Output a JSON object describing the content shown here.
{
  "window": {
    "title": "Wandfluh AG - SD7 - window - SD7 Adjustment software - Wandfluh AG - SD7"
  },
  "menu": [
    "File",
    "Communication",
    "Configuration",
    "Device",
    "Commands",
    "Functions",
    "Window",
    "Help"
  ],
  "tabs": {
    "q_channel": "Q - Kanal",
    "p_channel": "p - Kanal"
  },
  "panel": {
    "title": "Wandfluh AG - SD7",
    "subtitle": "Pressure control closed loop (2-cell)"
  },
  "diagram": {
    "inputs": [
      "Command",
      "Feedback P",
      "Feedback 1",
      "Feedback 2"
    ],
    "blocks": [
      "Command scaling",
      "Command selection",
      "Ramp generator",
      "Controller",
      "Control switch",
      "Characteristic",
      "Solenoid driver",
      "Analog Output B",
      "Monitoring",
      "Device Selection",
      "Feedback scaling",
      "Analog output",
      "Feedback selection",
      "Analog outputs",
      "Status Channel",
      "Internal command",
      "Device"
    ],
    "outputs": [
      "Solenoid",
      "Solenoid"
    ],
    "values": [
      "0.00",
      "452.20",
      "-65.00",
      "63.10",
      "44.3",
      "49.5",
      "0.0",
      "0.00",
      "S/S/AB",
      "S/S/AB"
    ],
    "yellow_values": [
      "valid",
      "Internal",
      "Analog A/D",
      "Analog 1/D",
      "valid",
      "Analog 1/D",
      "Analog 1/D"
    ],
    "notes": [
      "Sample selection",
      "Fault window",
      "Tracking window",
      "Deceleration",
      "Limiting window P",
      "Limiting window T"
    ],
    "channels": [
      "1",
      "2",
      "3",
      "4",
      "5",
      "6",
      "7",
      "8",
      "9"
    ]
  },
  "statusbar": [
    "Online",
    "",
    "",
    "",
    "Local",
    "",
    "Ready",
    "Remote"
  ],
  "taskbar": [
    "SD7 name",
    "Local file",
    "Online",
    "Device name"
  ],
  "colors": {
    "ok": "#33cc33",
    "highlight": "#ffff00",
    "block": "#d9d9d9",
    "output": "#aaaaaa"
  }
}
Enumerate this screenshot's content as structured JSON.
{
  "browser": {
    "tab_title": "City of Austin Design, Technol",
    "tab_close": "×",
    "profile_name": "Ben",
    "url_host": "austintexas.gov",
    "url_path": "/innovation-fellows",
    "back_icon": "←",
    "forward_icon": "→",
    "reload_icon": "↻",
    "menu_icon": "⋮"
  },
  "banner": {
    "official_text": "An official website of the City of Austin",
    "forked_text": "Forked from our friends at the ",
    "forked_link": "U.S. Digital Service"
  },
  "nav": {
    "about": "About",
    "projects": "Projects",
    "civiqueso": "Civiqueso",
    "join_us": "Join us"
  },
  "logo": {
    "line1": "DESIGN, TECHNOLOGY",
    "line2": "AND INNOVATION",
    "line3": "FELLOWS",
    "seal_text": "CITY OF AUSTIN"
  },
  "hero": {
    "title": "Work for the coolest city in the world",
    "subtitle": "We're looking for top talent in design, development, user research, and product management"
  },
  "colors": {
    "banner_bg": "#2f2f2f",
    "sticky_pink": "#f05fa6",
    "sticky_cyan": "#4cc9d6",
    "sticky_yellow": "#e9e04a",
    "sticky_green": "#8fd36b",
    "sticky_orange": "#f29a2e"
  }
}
================================
• What the exercise asks
Pick out and copy every line that contains the word "content".

• The response
Output a JSON object describing the content shown here.
Enumerate this screenshot's content as structured JSON.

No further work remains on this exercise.